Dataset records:
################

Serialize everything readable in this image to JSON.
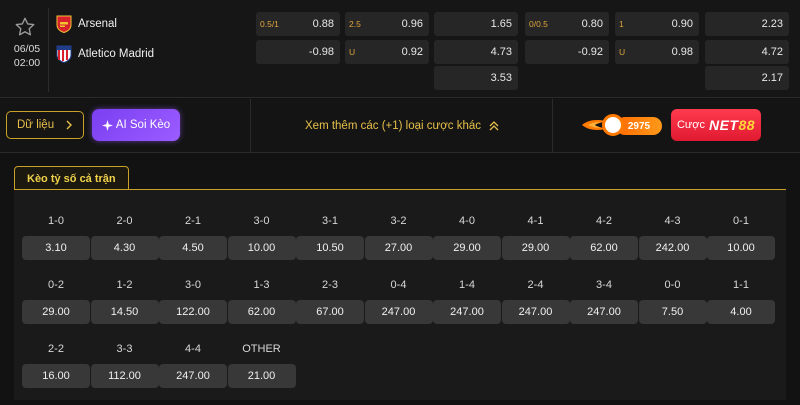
{
  "match": {
    "date": "06/05",
    "time": "02:00",
    "home": "Arsenal",
    "away": "Atletico Madrid",
    "rows": [
      [
        "0.5/1",
        "0.88",
        "2.5",
        "0.96",
        "",
        "1.65",
        "0/0.5",
        "0.80",
        "1",
        "0.90",
        "",
        "2.23"
      ],
      [
        "",
        "-0.98",
        "U",
        "0.92",
        "",
        "4.73",
        "",
        "-0.92",
        "U",
        "0.98",
        "",
        "4.72"
      ],
      [
        "",
        "",
        "",
        "",
        "",
        "3.53",
        "",
        "",
        "",
        "",
        "",
        "2.17"
      ]
    ]
  },
  "actions": {
    "data_label": "Dữ liệu",
    "ai_label": "AI Soi Kèo",
    "more_label": "Xem thêm các (+1) loại cược khác",
    "badge_count": "2975",
    "bet_label": "Cược",
    "brand_a": "NET",
    "brand_b": "88"
  },
  "section": {
    "tab_label": "Kèo tỷ số cả trận"
  },
  "scores": [
    {
      "score": "1-0",
      "odds": "3.10"
    },
    {
      "score": "2-0",
      "odds": "4.30"
    },
    {
      "score": "2-1",
      "odds": "4.50"
    },
    {
      "score": "3-0",
      "odds": "10.00"
    },
    {
      "score": "3-1",
      "odds": "10.50"
    },
    {
      "score": "3-2",
      "odds": "27.00"
    },
    {
      "score": "4-0",
      "odds": "29.00"
    },
    {
      "score": "4-1",
      "odds": "29.00"
    },
    {
      "score": "4-2",
      "odds": "62.00"
    },
    {
      "score": "4-3",
      "odds": "242.00"
    },
    {
      "score": "0-1",
      "odds": "10.00"
    },
    {
      "score": "0-2",
      "odds": "29.00"
    },
    {
      "score": "1-2",
      "odds": "14.50"
    },
    {
      "score": "3-0",
      "odds": "122.00"
    },
    {
      "score": "1-3",
      "odds": "62.00"
    },
    {
      "score": "2-3",
      "odds": "67.00"
    },
    {
      "score": "0-4",
      "odds": "247.00"
    },
    {
      "score": "1-4",
      "odds": "247.00"
    },
    {
      "score": "2-4",
      "odds": "247.00"
    },
    {
      "score": "3-4",
      "odds": "247.00"
    },
    {
      "score": "0-0",
      "odds": "7.50"
    },
    {
      "score": "1-1",
      "odds": "4.00"
    },
    {
      "score": "2-2",
      "odds": "16.00"
    },
    {
      "score": "3-3",
      "odds": "112.00"
    },
    {
      "score": "4-4",
      "odds": "247.00"
    },
    {
      "score": "OTHER",
      "odds": "21.00"
    }
  ],
  "colors": {
    "accent_gold": "#e6c04a",
    "line_orange": "#e0a43a",
    "ai_purple": "#8a4dff",
    "brand_red": "#ef2a3f"
  }
}
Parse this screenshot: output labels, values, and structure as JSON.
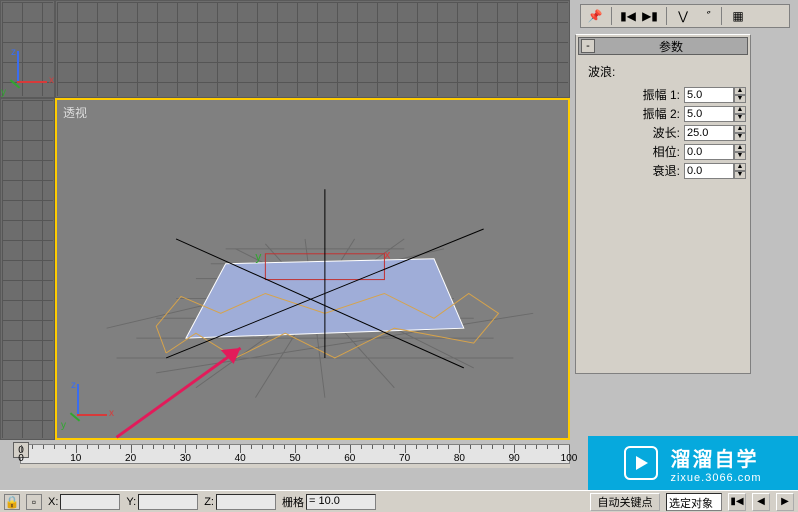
{
  "toolbar": {
    "icons": [
      "pin-icon",
      "separator",
      "prev-key-icon",
      "next-key-icon",
      "separator",
      "select-icon",
      "filter-icon",
      "separator",
      "config-icon"
    ]
  },
  "viewport": {
    "perspective_label": "透视",
    "axes": {
      "x": "x",
      "y": "y",
      "z": "z"
    }
  },
  "rollout": {
    "header_toggle": "-",
    "title": "参数",
    "group": "波浪:",
    "params": [
      {
        "label": "振幅 1:",
        "value": "5.0"
      },
      {
        "label": "振幅 2:",
        "value": "5.0"
      },
      {
        "label": "波长:",
        "value": "25.0"
      },
      {
        "label": "相位:",
        "value": "0.0"
      },
      {
        "label": "衰退:",
        "value": "0.0"
      }
    ]
  },
  "timeline": {
    "start": 0,
    "end": 100,
    "labels": [
      "0",
      "10",
      "20",
      "30",
      "40",
      "50",
      "60",
      "70",
      "80",
      "90",
      "100"
    ],
    "handle": "0"
  },
  "status": {
    "x_label": "X:",
    "x_value": "",
    "y_label": "Y:",
    "y_value": "",
    "z_label": "Z:",
    "z_value": "",
    "grid_label": "栅格",
    "grid_value": "= 10.0",
    "auto_key": "自动关键点",
    "selection_mode": "选定对象"
  },
  "watermark": {
    "title": "溜溜自学",
    "url": "zixue.3066.com"
  }
}
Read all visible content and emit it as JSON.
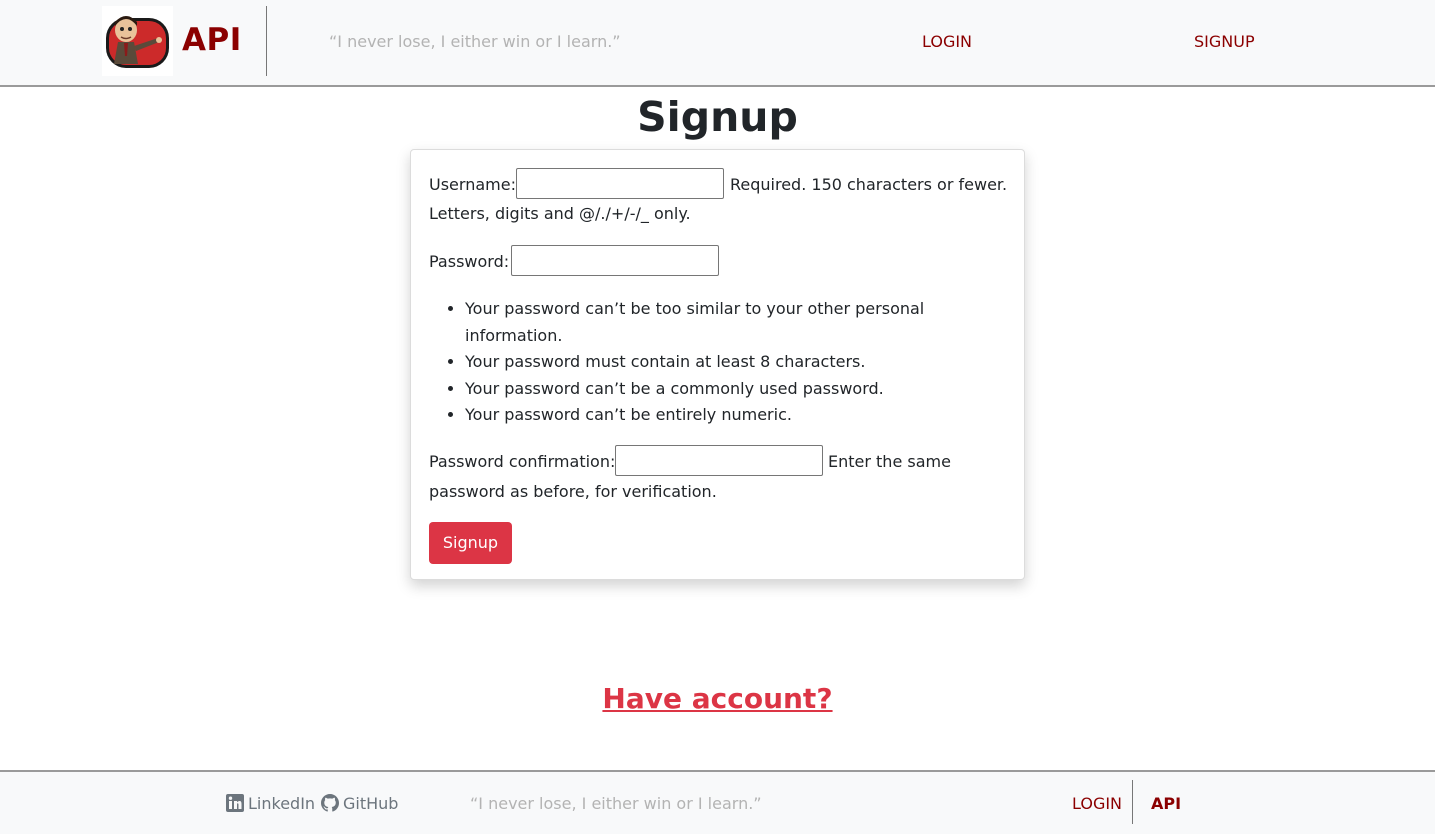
{
  "header": {
    "brand": "API",
    "quote": "“I never lose, I either win or I learn.”",
    "nav": {
      "login": "LOGIN",
      "signup": "SIGNUP"
    }
  },
  "main": {
    "title": "Signup",
    "form": {
      "username_label": "Username:",
      "username_help_1": "Required. 150 characters or fewer.",
      "username_help_2": "Letters, digits and @/./+/-/_ only.",
      "username_value": "",
      "password_label": "Password:",
      "password_value": "",
      "password_rules": [
        "Your password can’t be too similar to your other personal information.",
        "Your password must contain at least 8 characters.",
        "Your password can’t be a commonly used password.",
        "Your password can’t be entirely numeric."
      ],
      "confirm_label": "Password confirmation:",
      "confirm_help_1": "Enter the same",
      "confirm_help_2": "password as before, for verification.",
      "confirm_value": "",
      "submit_label": "Signup"
    },
    "have_account": "Have account?"
  },
  "footer": {
    "linkedin": "LinkedIn",
    "github": "GitHub",
    "quote": "“I never lose, I either win or I learn.”",
    "login": "LOGIN",
    "brand": "API"
  },
  "colors": {
    "brand": "#8b0000",
    "accent": "#dc3545",
    "quote": "#b3b3b3",
    "bar_bg": "#f8f9fa"
  },
  "icons": {
    "logo": "mr-bean-logo",
    "linkedin": "linkedin-icon",
    "github": "github-icon"
  }
}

################

Write out the listing above exactly as it stands, pictures excluded.

> Task result:
Serialize everything readable in this image to JSON.
{
  "match": {
    "date": "06/05",
    "time": "02:00",
    "home": "Arsenal",
    "away": "Atletico Madrid",
    "rows": [
      [
        "0.5/1",
        "0.88",
        "2.5",
        "0.96",
        "",
        "1.65",
        "0/0.5",
        "0.80",
        "1",
        "0.90",
        "",
        "2.23"
      ],
      [
        "",
        "-0.98",
        "U",
        "0.92",
        "",
        "4.73",
        "",
        "-0.92",
        "U",
        "0.98",
        "",
        "4.72"
      ],
      [
        "",
        "",
        "",
        "",
        "",
        "3.53",
        "",
        "",
        "",
        "",
        "",
        "2.17"
      ]
    ]
  },
  "actions": {
    "data_label": "Dữ liệu",
    "ai_label": "AI Soi Kèo",
    "more_label": "Xem thêm các (+1) loại cược khác",
    "badge_count": "2975",
    "bet_label": "Cược",
    "brand_a": "NET",
    "brand_b": "88"
  },
  "section": {
    "tab_label": "Kèo tỷ số cả trận"
  },
  "scores": [
    {
      "score": "1-0",
      "odds": "3.10"
    },
    {
      "score": "2-0",
      "odds": "4.30"
    },
    {
      "score": "2-1",
      "odds": "4.50"
    },
    {
      "score": "3-0",
      "odds": "10.00"
    },
    {
      "score": "3-1",
      "odds": "10.50"
    },
    {
      "score": "3-2",
      "odds": "27.00"
    },
    {
      "score": "4-0",
      "odds": "29.00"
    },
    {
      "score": "4-1",
      "odds": "29.00"
    },
    {
      "score": "4-2",
      "odds": "62.00"
    },
    {
      "score": "4-3",
      "odds": "242.00"
    },
    {
      "score": "0-1",
      "odds": "10.00"
    },
    {
      "score": "0-2",
      "odds": "29.00"
    },
    {
      "score": "1-2",
      "odds": "14.50"
    },
    {
      "score": "3-0",
      "odds": "122.00"
    },
    {
      "score": "1-3",
      "odds": "62.00"
    },
    {
      "score": "2-3",
      "odds": "67.00"
    },
    {
      "score": "0-4",
      "odds": "247.00"
    },
    {
      "score": "1-4",
      "odds": "247.00"
    },
    {
      "score": "2-4",
      "odds": "247.00"
    },
    {
      "score": "3-4",
      "odds": "247.00"
    },
    {
      "score": "0-0",
      "odds": "7.50"
    },
    {
      "score": "1-1",
      "odds": "4.00"
    },
    {
      "score": "2-2",
      "odds": "16.00"
    },
    {
      "score": "3-3",
      "odds": "112.00"
    },
    {
      "score": "4-4",
      "odds": "247.00"
    },
    {
      "score": "OTHER",
      "odds": "21.00"
    }
  ],
  "colors": {
    "accent_gold": "#e6c04a",
    "line_orange": "#e0a43a",
    "ai_purple": "#8a4dff",
    "brand_red": "#ef2a3f"
  }
}
Parse this screenshot: output labels, values, and structure as JSON.
{
  "toolbar": {
    "icons": [
      "pin-icon",
      "separator",
      "prev-key-icon",
      "next-key-icon",
      "separator",
      "select-icon",
      "filter-icon",
      "separator",
      "config-icon"
    ]
  },
  "viewport": {
    "perspective_label": "透视",
    "axes": {
      "x": "x",
      "y": "y",
      "z": "z"
    }
  },
  "rollout": {
    "header_toggle": "-",
    "title": "参数",
    "group": "波浪:",
    "params": [
      {
        "label": "振幅 1:",
        "value": "5.0"
      },
      {
        "label": "振幅 2:",
        "value": "5.0"
      },
      {
        "label": "波长:",
        "value": "25.0"
      },
      {
        "label": "相位:",
        "value": "0.0"
      },
      {
        "label": "衰退:",
        "value": "0.0"
      }
    ]
  },
  "timeline": {
    "start": 0,
    "end": 100,
    "labels": [
      "0",
      "10",
      "20",
      "30",
      "40",
      "50",
      "60",
      "70",
      "80",
      "90",
      "100"
    ],
    "handle": "0"
  },
  "status": {
    "x_label": "X:",
    "x_value": "",
    "y_label": "Y:",
    "y_value": "",
    "z_label": "Z:",
    "z_value": "",
    "grid_label": "栅格",
    "grid_value": "= 10.0",
    "auto_key": "自动关键点",
    "selection_mode": "选定对象"
  },
  "watermark": {
    "title": "溜溜自学",
    "url": "zixue.3066.com"
  }
}
Read all visible content and emit it as JSON.
{
  "header": {
    "brand": "API",
    "quote": "“I never lose, I either win or I learn.”",
    "nav": {
      "login": "LOGIN",
      "signup": "SIGNUP"
    }
  },
  "main": {
    "title": "Signup",
    "form": {
      "username_label": "Username:",
      "username_help_1": "Required. 150 characters or fewer.",
      "username_help_2": "Letters, digits and @/./+/-/_ only.",
      "username_value": "",
      "password_label": "Password:",
      "password_value": "",
      "password_rules": [
        "Your password can’t be too similar to your other personal information.",
        "Your password must contain at least 8 characters.",
        "Your password can’t be a commonly used password.",
        "Your password can’t be entirely numeric."
      ],
      "confirm_label": "Password confirmation:",
      "confirm_help_1": "Enter the same",
      "confirm_help_2": "password as before, for verification.",
      "confirm_value": "",
      "submit_label": "Signup"
    },
    "have_account": "Have account?"
  },
  "footer": {
    "linkedin": "LinkedIn",
    "github": "GitHub",
    "quote": "“I never lose, I either win or I learn.”",
    "login": "LOGIN",
    "brand": "API"
  },
  "colors": {
    "brand": "#8b0000",
    "accent": "#dc3545",
    "quote": "#b3b3b3",
    "bar_bg": "#f8f9fa"
  },
  "icons": {
    "logo": "mr-bean-logo",
    "linkedin": "linkedin-icon",
    "github": "github-icon"
  }
}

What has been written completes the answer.